## Short task
The data below is to be returned in full and exactly.

## Data supplied
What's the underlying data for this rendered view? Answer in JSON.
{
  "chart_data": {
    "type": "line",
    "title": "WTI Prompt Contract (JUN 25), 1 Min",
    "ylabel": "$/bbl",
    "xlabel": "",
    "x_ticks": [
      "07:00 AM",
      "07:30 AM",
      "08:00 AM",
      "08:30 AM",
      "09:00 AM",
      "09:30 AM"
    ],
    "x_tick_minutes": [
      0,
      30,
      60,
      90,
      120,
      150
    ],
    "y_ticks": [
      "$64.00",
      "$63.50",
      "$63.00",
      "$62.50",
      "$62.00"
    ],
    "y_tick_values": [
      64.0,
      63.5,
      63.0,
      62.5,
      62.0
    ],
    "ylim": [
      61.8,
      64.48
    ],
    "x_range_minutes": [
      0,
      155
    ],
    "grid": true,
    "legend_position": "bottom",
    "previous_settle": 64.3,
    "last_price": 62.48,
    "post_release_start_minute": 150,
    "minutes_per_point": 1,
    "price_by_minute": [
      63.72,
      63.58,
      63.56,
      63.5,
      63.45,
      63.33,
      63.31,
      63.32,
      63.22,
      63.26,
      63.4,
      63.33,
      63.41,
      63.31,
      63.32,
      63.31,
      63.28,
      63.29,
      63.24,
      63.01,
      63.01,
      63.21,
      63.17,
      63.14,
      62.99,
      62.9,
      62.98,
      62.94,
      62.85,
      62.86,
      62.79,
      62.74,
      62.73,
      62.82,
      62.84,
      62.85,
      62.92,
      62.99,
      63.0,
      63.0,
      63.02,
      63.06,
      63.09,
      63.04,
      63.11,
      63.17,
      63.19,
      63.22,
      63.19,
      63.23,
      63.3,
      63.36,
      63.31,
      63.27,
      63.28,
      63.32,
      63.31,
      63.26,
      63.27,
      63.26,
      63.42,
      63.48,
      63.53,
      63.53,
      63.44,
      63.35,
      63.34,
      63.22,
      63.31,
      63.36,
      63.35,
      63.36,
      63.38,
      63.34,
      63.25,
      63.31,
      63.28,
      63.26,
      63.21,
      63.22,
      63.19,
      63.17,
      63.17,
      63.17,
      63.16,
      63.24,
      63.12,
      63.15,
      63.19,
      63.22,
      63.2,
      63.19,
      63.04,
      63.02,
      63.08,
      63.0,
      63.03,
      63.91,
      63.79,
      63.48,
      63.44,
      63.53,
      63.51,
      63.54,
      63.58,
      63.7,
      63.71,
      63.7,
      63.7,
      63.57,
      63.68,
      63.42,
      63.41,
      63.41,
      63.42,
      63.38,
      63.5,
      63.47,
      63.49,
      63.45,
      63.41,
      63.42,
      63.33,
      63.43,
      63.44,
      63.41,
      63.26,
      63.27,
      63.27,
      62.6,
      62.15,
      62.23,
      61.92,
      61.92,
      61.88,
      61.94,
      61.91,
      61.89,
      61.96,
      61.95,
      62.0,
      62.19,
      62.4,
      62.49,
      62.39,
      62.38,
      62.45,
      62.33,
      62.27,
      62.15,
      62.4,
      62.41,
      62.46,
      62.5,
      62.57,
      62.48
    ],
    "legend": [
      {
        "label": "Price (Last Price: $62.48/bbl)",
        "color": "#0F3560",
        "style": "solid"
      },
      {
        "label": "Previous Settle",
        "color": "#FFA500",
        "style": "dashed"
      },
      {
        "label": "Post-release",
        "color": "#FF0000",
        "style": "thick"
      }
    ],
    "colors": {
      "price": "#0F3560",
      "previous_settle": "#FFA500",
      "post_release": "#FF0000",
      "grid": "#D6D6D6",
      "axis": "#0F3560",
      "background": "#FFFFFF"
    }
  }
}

## Task solution
What's the underlying data for this rendered view? Answer in JSON.
{
  "chart_data": {
    "type": "line",
    "title": "WTI Prompt Contract (JUN 25), 1 Min",
    "ylabel": "$/bbl",
    "xlabel": "",
    "x_ticks": [
      "07:00 AM",
      "07:30 AM",
      "08:00 AM",
      "08:30 AM",
      "09:00 AM",
      "09:30 AM"
    ],
    "x_tick_minutes": [
      0,
      30,
      60,
      90,
      120,
      150
    ],
    "y_ticks": [
      "$64.00",
      "$63.50",
      "$63.00",
      "$62.50",
      "$62.00"
    ],
    "y_tick_values": [
      64.0,
      63.5,
      63.0,
      62.5,
      62.0
    ],
    "ylim": [
      61.8,
      64.48
    ],
    "x_range_minutes": [
      0,
      155
    ],
    "grid": true,
    "legend_position": "bottom",
    "previous_settle": 64.3,
    "last_price": 62.48,
    "post_release_start_minute": 150,
    "minutes_per_point": 1,
    "price_by_minute": [
      63.72,
      63.58,
      63.56,
      63.5,
      63.45,
      63.33,
      63.31,
      63.32,
      63.22,
      63.26,
      63.4,
      63.33,
      63.41,
      63.31,
      63.32,
      63.31,
      63.28,
      63.29,
      63.24,
      63.01,
      63.01,
      63.21,
      63.17,
      63.14,
      62.99,
      62.9,
      62.98,
      62.94,
      62.85,
      62.86,
      62.79,
      62.74,
      62.73,
      62.82,
      62.84,
      62.85,
      62.92,
      62.99,
      63.0,
      63.0,
      63.02,
      63.06,
      63.09,
      63.04,
      63.11,
      63.17,
      63.19,
      63.22,
      63.19,
      63.23,
      63.3,
      63.36,
      63.31,
      63.27,
      63.28,
      63.32,
      63.31,
      63.26,
      63.27,
      63.26,
      63.42,
      63.48,
      63.53,
      63.53,
      63.44,
      63.35,
      63.34,
      63.22,
      63.31,
      63.36,
      63.35,
      63.36,
      63.38,
      63.34,
      63.25,
      63.31,
      63.28,
      63.26,
      63.21,
      63.22,
      63.19,
      63.17,
      63.17,
      63.17,
      63.16,
      63.24,
      63.12,
      63.15,
      63.19,
      63.22,
      63.2,
      63.19,
      63.04,
      63.02,
      63.08,
      63.0,
      63.03,
      63.91,
      63.79,
      63.48,
      63.44,
      63.53,
      63.51,
      63.54,
      63.58,
      63.7,
      63.71,
      63.7,
      63.7,
      63.57,
      63.68,
      63.42,
      63.41,
      63.41,
      63.42,
      63.38,
      63.5,
      63.47,
      63.49,
      63.45,
      63.41,
      63.42,
      63.33,
      63.43,
      63.44,
      63.41,
      63.26,
      63.27,
      63.27,
      62.6,
      62.15,
      62.23,
      61.92,
      61.92,
      61.88,
      61.94,
      61.91,
      61.89,
      61.96,
      61.95,
      62.0,
      62.19,
      62.4,
      62.49,
      62.39,
      62.38,
      62.45,
      62.33,
      62.27,
      62.15,
      62.4,
      62.41,
      62.46,
      62.5,
      62.57,
      62.48
    ],
    "legend": [
      {
        "label": "Price (Last Price: $62.48/bbl)",
        "color": "#0F3560",
        "style": "solid"
      },
      {
        "label": "Previous Settle",
        "color": "#FFA500",
        "style": "dashed"
      },
      {
        "label": "Post-release",
        "color": "#FF0000",
        "style": "thick"
      }
    ],
    "colors": {
      "price": "#0F3560",
      "previous_settle": "#FFA500",
      "post_release": "#FF0000",
      "grid": "#D6D6D6",
      "axis": "#0F3560",
      "background": "#FFFFFF"
    }
  }
}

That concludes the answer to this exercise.